* WRITTEN TASK:
From the beginning of the material through the line containing "y-tick-label: 0.00135000 [898,166,932,173]", inclusive, rewrite the lines with "small-fib-label" changed to "minor-fib-label" and everything else left as it is.

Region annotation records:

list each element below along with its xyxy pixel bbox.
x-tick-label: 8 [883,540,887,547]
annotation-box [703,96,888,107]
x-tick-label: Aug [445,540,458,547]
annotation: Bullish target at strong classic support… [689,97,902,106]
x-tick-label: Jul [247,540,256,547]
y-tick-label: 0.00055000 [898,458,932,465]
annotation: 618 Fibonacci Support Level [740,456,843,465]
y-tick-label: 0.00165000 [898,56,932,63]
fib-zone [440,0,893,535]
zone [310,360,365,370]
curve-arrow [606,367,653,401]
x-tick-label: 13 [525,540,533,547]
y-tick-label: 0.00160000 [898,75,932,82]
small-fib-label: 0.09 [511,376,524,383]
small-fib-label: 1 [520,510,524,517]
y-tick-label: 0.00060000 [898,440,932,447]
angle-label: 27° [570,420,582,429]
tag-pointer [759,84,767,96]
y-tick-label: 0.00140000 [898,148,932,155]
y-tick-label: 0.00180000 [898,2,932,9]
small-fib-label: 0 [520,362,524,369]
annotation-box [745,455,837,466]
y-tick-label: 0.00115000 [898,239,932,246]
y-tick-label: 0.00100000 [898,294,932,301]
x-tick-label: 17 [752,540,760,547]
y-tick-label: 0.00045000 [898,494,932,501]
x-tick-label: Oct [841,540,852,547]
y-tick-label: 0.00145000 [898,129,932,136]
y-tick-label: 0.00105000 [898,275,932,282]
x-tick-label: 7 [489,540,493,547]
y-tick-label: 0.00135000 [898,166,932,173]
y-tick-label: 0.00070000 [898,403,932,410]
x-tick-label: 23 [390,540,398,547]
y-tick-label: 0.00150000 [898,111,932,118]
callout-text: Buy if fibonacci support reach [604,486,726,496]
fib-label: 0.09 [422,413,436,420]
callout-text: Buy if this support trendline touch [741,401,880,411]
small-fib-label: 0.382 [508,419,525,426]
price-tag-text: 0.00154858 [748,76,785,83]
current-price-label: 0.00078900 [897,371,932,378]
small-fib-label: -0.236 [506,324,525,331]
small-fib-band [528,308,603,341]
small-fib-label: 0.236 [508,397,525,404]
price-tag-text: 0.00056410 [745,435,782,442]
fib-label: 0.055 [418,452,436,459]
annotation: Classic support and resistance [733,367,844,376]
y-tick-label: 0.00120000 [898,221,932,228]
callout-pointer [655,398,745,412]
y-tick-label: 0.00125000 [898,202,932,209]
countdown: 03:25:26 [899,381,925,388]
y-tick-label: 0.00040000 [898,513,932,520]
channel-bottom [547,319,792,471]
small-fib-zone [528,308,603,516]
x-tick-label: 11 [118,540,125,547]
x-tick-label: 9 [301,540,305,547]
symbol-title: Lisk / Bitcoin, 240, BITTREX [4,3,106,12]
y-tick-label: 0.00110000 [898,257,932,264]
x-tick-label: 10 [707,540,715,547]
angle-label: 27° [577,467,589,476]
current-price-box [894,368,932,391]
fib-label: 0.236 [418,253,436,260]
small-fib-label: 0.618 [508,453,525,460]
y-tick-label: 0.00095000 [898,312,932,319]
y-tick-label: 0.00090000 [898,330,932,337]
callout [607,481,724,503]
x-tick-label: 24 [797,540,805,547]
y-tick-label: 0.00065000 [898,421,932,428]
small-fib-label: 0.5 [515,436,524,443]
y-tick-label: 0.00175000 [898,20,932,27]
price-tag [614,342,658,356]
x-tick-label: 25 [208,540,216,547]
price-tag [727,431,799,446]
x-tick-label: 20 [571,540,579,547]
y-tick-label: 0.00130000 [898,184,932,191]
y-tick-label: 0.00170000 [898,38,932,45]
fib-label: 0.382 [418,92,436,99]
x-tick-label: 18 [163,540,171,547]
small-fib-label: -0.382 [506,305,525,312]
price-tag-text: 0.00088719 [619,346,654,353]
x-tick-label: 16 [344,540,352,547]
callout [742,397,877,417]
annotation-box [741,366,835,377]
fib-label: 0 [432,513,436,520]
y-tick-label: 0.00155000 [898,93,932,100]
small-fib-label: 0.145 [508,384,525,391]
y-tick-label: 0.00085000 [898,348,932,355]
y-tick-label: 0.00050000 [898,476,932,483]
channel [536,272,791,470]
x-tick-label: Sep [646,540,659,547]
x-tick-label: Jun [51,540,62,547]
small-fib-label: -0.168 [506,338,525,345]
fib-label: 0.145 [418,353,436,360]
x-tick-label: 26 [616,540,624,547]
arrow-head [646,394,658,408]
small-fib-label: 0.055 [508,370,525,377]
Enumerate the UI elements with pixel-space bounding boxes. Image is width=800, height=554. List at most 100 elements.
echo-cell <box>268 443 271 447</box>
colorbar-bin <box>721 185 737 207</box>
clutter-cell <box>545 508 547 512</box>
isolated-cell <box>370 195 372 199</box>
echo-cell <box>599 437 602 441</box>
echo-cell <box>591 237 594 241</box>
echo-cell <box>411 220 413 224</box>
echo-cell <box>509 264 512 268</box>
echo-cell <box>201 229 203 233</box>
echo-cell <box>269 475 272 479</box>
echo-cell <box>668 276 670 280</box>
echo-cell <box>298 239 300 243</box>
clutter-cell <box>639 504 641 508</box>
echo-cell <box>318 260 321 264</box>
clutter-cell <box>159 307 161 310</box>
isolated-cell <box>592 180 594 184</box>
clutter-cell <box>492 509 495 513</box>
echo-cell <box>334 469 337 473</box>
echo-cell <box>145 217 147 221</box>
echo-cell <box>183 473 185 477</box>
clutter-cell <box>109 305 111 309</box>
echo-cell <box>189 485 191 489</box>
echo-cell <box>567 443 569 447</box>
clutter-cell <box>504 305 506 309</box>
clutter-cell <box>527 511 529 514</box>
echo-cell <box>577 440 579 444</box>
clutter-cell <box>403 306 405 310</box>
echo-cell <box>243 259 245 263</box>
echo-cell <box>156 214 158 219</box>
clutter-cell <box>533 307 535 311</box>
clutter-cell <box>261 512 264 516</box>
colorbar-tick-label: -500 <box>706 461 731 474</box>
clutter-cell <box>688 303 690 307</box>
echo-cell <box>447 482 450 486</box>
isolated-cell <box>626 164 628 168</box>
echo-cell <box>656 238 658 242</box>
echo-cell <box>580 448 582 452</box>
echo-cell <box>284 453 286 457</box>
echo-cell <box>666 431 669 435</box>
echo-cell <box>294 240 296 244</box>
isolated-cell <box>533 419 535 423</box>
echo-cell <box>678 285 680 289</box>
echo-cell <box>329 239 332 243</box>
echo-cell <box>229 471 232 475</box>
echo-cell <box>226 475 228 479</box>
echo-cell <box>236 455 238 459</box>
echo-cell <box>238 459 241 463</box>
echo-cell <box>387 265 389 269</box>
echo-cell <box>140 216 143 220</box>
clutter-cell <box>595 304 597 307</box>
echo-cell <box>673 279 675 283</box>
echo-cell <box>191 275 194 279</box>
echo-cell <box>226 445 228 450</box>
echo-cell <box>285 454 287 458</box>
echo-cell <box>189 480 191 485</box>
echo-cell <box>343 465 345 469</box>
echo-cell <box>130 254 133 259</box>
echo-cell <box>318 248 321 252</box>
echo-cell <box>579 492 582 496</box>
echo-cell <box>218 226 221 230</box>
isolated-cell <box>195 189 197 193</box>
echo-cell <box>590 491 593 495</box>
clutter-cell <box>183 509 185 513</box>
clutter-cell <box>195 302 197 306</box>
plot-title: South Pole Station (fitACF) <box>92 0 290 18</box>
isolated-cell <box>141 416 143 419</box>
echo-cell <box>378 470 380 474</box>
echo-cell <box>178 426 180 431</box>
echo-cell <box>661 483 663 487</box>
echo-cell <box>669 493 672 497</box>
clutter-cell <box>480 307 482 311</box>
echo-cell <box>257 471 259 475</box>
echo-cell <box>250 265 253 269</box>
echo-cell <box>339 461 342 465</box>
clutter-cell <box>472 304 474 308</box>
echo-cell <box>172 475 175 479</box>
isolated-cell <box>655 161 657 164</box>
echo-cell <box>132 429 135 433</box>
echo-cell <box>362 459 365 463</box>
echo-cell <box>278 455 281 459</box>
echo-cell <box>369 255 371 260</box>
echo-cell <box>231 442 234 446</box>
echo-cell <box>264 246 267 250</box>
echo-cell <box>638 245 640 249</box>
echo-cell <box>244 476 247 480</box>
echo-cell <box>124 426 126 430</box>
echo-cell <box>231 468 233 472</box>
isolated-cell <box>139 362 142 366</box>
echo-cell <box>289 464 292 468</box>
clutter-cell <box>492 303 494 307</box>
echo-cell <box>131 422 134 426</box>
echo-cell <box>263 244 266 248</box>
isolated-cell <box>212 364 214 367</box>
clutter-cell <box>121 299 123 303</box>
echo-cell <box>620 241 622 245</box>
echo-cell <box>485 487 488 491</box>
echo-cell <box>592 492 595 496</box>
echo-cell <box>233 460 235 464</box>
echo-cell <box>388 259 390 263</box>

* RESPONSE BELOW:
list each element below along with its xyxy pixel bbox.
x-tick-label: 8 [883,540,887,547]
annotation-box [703,96,888,107]
x-tick-label: Aug [445,540,458,547]
annotation: Bullish target at strong classic support… [689,97,902,106]
x-tick-label: Jul [247,540,256,547]
y-tick-label: 0.00055000 [898,458,932,465]
annotation: 618 Fibonacci Support Level [740,456,843,465]
y-tick-label: 0.00165000 [898,56,932,63]
fib-zone [440,0,893,535]
zone [310,360,365,370]
curve-arrow [606,367,653,401]
x-tick-label: 13 [525,540,533,547]
y-tick-label: 0.00160000 [898,75,932,82]
minor-fib-label: 0.09 [511,376,524,383]
minor-fib-label: 1 [520,510,524,517]
y-tick-label: 0.00060000 [898,440,932,447]
angle-label: 27° [570,420,582,429]
tag-pointer [759,84,767,96]
y-tick-label: 0.00140000 [898,148,932,155]
y-tick-label: 0.00180000 [898,2,932,9]
minor-fib-label: 0 [520,362,524,369]
annotation-box [745,455,837,466]
y-tick-label: 0.00115000 [898,239,932,246]
y-tick-label: 0.00100000 [898,294,932,301]
x-tick-label: 17 [752,540,760,547]
y-tick-label: 0.00045000 [898,494,932,501]
x-tick-label: Oct [841,540,852,547]
y-tick-label: 0.00145000 [898,129,932,136]
y-tick-label: 0.00105000 [898,275,932,282]
x-tick-label: 7 [489,540,493,547]
y-tick-label: 0.00135000 [898,166,932,173]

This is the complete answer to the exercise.